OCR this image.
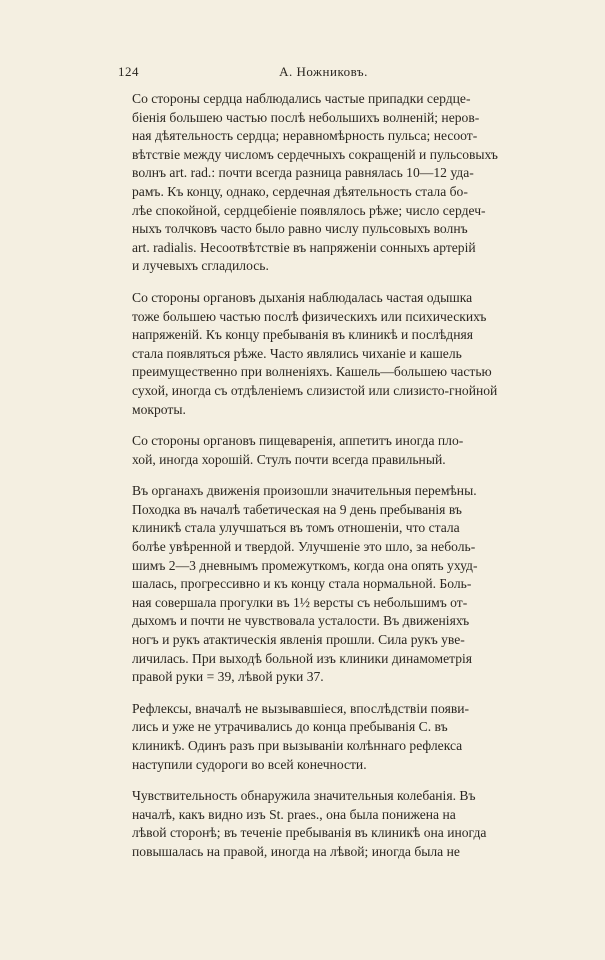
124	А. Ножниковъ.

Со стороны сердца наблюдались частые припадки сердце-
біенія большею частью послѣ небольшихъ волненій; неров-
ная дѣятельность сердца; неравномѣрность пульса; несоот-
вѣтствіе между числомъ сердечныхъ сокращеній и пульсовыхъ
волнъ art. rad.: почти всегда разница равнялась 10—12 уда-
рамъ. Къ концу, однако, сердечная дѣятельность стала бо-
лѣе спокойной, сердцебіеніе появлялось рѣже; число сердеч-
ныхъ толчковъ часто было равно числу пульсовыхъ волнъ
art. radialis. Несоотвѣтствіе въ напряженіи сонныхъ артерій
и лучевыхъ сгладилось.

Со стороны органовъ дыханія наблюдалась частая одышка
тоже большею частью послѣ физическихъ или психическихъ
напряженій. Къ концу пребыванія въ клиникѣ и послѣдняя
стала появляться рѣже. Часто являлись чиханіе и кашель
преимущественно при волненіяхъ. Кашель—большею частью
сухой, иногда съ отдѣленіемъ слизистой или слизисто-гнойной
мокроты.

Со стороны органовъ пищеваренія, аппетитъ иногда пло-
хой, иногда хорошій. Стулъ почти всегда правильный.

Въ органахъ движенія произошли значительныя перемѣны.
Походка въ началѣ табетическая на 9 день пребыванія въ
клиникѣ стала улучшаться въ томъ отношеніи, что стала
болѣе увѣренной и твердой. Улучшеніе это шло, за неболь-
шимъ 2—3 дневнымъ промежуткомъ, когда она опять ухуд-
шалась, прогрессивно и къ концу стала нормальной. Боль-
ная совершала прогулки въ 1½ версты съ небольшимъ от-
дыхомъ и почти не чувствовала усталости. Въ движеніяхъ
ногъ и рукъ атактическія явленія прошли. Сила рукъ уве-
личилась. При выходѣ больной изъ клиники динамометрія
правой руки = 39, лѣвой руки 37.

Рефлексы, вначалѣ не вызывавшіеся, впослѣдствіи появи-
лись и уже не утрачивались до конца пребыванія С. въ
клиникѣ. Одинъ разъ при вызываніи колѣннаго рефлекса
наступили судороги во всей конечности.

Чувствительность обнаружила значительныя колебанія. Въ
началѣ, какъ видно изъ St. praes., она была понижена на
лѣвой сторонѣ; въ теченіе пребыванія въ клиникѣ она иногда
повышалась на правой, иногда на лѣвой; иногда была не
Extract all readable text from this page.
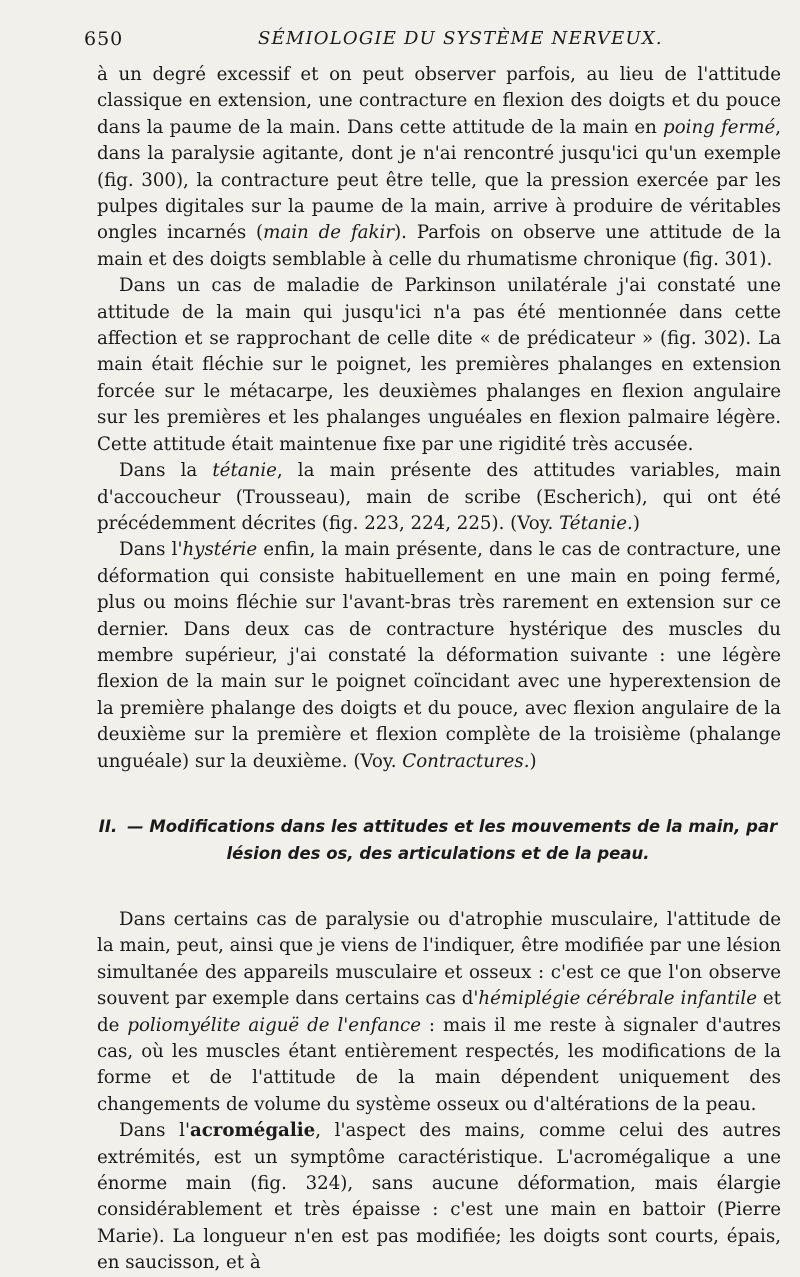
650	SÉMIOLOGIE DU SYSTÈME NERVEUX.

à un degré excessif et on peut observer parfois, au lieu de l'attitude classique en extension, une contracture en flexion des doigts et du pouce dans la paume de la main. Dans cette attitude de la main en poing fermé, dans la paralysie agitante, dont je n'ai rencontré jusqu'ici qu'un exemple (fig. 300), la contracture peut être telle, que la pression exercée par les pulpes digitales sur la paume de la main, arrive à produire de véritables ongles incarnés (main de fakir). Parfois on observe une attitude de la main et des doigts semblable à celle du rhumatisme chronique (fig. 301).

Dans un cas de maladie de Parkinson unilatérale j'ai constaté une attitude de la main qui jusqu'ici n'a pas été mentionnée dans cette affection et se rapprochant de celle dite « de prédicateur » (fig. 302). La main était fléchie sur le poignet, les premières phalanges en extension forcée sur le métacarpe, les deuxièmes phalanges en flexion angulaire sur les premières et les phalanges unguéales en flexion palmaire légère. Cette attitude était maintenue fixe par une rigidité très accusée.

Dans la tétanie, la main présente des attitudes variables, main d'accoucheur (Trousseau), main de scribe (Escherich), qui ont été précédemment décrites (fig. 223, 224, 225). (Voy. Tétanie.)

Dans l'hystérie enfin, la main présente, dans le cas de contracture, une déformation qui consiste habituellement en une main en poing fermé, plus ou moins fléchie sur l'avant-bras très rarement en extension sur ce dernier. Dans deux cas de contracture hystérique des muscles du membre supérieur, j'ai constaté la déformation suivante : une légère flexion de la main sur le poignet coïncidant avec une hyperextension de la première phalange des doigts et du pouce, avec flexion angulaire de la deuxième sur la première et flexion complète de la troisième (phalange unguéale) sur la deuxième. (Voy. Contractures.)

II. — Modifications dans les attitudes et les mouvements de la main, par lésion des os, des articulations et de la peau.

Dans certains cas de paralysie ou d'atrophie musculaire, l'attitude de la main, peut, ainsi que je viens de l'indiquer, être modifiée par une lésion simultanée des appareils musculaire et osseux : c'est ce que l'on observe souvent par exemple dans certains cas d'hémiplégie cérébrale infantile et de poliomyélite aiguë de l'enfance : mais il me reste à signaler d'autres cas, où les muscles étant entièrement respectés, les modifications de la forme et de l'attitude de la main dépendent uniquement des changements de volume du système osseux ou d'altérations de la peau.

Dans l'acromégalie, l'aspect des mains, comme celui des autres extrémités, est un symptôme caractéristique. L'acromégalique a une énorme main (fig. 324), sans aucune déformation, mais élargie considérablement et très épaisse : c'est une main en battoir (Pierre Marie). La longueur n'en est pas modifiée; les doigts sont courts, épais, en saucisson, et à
--------------------------------------------------
STATED PROBLEM:
Pull every line containing the word "концу" out of the material.

THE REPLY:
рамъ. Къ концу, однако, сердечная дѣятельность стала бо-
напряженій. Къ концу пребыванія въ клиникѣ и послѣдняя
шалась, прогрессивно и къ концу стала нормальной. Боль-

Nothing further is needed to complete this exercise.